-- START Records for the task --
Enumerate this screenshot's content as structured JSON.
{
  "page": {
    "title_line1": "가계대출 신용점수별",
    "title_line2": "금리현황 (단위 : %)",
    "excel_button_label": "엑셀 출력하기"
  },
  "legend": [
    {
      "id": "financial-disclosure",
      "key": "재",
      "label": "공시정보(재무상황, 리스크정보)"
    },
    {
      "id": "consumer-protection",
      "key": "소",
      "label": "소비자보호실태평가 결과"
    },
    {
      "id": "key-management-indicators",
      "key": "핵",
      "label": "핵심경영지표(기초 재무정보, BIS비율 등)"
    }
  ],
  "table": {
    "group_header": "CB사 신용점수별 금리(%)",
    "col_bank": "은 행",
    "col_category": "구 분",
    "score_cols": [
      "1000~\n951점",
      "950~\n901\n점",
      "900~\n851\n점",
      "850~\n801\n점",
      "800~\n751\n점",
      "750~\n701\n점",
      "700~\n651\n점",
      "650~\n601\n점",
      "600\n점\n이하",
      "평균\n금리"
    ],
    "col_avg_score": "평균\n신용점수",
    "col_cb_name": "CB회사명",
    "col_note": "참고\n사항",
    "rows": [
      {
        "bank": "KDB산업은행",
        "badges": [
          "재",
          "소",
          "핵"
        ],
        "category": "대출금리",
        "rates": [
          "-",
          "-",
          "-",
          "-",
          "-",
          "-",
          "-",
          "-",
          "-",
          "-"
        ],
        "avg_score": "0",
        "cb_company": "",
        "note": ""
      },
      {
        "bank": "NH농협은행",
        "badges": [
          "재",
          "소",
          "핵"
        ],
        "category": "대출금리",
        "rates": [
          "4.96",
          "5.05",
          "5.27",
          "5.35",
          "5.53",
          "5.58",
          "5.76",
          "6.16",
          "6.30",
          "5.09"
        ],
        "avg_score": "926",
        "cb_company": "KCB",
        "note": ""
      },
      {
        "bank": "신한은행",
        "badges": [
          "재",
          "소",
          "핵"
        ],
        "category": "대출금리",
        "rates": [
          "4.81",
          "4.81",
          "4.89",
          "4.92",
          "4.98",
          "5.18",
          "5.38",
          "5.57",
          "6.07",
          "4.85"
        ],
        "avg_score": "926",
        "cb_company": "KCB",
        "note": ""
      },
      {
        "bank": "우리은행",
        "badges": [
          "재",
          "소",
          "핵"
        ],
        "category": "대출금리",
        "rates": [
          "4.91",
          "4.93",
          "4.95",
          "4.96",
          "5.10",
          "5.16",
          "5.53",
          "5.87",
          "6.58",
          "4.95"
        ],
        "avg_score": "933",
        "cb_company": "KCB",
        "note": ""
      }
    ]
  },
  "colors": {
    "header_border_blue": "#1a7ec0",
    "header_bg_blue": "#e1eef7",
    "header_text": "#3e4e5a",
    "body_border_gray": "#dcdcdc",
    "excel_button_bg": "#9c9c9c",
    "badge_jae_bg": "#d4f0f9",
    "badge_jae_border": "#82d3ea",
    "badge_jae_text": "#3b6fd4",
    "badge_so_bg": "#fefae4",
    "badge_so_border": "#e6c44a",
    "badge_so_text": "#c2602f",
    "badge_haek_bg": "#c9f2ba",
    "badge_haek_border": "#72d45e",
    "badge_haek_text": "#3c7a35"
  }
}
-- END Records for the task --
Aim of the task
Please reproduce each line exactly as written.

Exercise result
Enumerate this screenshot's content as structured JSON.
{
  "page": {
    "title_line1": "가계대출 신용점수별",
    "title_line2": "금리현황 (단위 : %)",
    "excel_button_label": "엑셀 출력하기"
  },
  "legend": [
    {
      "id": "financial-disclosure",
      "key": "재",
      "label": "공시정보(재무상황, 리스크정보)"
    },
    {
      "id": "consumer-protection",
      "key": "소",
      "label": "소비자보호실태평가 결과"
    },
    {
      "id": "key-management-indicators",
      "key": "핵",
      "label": "핵심경영지표(기초 재무정보, BIS비율 등)"
    }
  ],
  "table": {
    "group_header": "CB사 신용점수별 금리(%)",
    "col_bank": "은 행",
    "col_category": "구 분",
    "score_cols": [
      "1000~\n951점",
      "950~\n901\n점",
      "900~\n851\n점",
      "850~\n801\n점",
      "800~\n751\n점",
      "750~\n701\n점",
      "700~\n651\n점",
      "650~\n601\n점",
      "600\n점\n이하",
      "평균\n금리"
    ],
    "col_avg_score": "평균\n신용점수",
    "col_cb_name": "CB회사명",
    "col_note": "참고\n사항",
    "rows": [
      {
        "bank": "KDB산업은행",
        "badges": [
          "재",
          "소",
          "핵"
        ],
        "category": "대출금리",
        "rates": [
          "-",
          "-",
          "-",
          "-",
          "-",
          "-",
          "-",
          "-",
          "-",
          "-"
        ],
        "avg_score": "0",
        "cb_company": "",
        "note": ""
      },
      {
        "bank": "NH농협은행",
        "badges": [
          "재",
          "소",
          "핵"
        ],
        "category": "대출금리",
        "rates": [
          "4.96",
          "5.05",
          "5.27",
          "5.35",
          "5.53",
          "5.58",
          "5.76",
          "6.16",
          "6.30",
          "5.09"
        ],
        "avg_score": "926",
        "cb_company": "KCB",
        "note": ""
      },
      {
        "bank": "신한은행",
        "badges": [
          "재",
          "소",
          "핵"
        ],
        "category": "대출금리",
        "rates": [
          "4.81",
          "4.81",
          "4.89",
          "4.92",
          "4.98",
          "5.18",
          "5.38",
          "5.57",
          "6.07",
          "4.85"
        ],
        "avg_score": "926",
        "cb_company": "KCB",
        "note": ""
      },
      {
        "bank": "우리은행",
        "badges": [
          "재",
          "소",
          "핵"
        ],
        "category": "대출금리",
        "rates": [
          "4.91",
          "4.93",
          "4.95",
          "4.96",
          "5.10",
          "5.16",
          "5.53",
          "5.87",
          "6.58",
          "4.95"
        ],
        "avg_score": "933",
        "cb_company": "KCB",
        "note": ""
      }
    ]
  },
  "colors": {
    "header_border_blue": "#1a7ec0",
    "header_bg_blue": "#e1eef7",
    "header_text": "#3e4e5a",
    "body_border_gray": "#dcdcdc",
    "excel_button_bg": "#9c9c9c",
    "badge_jae_bg": "#d4f0f9",
    "badge_jae_border": "#82d3ea",
    "badge_jae_text": "#3b6fd4",
    "badge_so_bg": "#fefae4",
    "badge_so_border": "#e6c44a",
    "badge_so_text": "#c2602f",
    "badge_haek_bg": "#c9f2ba",
    "badge_haek_border": "#72d45e",
    "badge_haek_text": "#3c7a35"
  }
}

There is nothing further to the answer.